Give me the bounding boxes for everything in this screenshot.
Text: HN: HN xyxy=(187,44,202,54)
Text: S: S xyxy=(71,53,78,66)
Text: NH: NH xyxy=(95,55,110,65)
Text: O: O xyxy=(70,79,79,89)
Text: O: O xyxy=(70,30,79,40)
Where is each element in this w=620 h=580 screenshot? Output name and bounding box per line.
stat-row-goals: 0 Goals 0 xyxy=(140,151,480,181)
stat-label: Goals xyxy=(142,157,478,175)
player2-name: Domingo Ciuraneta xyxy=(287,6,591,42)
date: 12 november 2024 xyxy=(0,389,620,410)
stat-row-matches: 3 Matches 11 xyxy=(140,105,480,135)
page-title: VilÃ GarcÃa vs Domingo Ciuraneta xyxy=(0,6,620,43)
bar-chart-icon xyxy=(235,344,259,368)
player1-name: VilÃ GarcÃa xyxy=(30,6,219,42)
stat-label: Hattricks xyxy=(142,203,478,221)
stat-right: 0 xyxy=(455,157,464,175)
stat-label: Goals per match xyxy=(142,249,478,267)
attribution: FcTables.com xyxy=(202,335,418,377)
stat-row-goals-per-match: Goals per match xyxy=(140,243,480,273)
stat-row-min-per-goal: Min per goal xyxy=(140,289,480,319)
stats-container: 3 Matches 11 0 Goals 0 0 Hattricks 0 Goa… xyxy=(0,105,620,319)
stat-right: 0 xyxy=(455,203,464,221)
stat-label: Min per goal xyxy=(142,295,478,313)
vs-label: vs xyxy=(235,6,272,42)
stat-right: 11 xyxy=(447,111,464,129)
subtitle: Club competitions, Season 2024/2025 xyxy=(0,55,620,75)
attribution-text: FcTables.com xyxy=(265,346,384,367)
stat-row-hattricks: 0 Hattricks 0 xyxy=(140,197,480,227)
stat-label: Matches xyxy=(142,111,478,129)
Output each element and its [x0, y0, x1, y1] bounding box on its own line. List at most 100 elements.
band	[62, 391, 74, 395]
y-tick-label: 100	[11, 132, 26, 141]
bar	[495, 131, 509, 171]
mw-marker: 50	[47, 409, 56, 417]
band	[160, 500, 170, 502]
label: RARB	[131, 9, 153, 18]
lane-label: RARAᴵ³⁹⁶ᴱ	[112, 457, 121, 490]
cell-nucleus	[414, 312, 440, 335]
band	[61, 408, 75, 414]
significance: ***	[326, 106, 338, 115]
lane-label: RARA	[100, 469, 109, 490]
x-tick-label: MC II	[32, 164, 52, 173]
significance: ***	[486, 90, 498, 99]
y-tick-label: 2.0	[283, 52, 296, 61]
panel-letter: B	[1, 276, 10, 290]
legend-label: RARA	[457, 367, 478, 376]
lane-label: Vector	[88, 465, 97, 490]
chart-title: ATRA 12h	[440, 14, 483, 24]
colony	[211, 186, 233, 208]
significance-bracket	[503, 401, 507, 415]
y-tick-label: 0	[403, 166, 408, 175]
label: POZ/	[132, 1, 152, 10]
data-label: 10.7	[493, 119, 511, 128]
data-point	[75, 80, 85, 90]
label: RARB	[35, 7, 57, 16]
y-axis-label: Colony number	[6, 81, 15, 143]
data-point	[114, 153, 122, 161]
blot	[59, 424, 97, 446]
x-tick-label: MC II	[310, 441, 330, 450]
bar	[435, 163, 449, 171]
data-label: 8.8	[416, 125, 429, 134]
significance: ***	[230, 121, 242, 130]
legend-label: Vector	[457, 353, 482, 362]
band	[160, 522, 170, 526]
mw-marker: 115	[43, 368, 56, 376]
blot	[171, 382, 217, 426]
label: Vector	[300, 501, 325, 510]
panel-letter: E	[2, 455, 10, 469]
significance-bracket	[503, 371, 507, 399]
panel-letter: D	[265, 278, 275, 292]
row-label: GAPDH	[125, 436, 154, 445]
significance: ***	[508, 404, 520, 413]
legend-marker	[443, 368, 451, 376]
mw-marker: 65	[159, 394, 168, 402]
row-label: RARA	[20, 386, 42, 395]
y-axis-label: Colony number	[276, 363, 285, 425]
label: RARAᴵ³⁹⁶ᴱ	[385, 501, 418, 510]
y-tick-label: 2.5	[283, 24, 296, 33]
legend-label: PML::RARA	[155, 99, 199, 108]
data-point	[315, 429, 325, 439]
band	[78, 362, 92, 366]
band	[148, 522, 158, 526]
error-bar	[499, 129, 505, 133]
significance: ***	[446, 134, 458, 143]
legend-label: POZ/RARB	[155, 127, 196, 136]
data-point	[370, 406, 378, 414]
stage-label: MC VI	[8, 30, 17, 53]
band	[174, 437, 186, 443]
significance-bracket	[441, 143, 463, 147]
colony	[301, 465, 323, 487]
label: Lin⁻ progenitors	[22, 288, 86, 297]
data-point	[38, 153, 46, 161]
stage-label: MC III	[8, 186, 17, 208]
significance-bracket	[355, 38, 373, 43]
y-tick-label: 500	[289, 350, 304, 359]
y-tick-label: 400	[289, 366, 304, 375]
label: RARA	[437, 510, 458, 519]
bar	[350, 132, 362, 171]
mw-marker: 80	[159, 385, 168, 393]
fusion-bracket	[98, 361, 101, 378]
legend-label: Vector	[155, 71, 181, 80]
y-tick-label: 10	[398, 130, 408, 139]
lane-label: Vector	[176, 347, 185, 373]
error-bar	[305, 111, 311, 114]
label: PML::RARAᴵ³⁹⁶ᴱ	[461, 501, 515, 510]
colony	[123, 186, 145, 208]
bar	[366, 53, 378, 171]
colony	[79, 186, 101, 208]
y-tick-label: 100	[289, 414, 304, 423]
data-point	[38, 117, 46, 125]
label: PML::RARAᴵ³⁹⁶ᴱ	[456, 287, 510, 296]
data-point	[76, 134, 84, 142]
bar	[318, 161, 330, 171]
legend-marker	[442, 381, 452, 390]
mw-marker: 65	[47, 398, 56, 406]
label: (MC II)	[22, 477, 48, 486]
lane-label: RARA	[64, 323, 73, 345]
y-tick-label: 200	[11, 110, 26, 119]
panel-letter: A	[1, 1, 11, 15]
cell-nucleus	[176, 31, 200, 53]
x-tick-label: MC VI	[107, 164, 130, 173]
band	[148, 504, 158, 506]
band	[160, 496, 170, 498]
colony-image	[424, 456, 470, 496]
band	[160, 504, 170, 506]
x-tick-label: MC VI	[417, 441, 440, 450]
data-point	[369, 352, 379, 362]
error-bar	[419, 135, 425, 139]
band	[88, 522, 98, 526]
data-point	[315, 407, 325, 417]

#### TASK DIRECTIONS
Report every line in the entries above that contains the string "RARAᴵ³⁹⁶ᴱ".

#### FINAL RESULT
lane-label: RARAᴵ³⁹⁶ᴱ	[112, 457, 121, 490]
label: RARAᴵ³⁹⁶ᴱ	[385, 501, 418, 510]
label: PML::RARAᴵ³⁹⁶ᴱ	[461, 501, 515, 510]
label: PML::RARAᴵ³⁹⁶ᴱ	[456, 287, 510, 296]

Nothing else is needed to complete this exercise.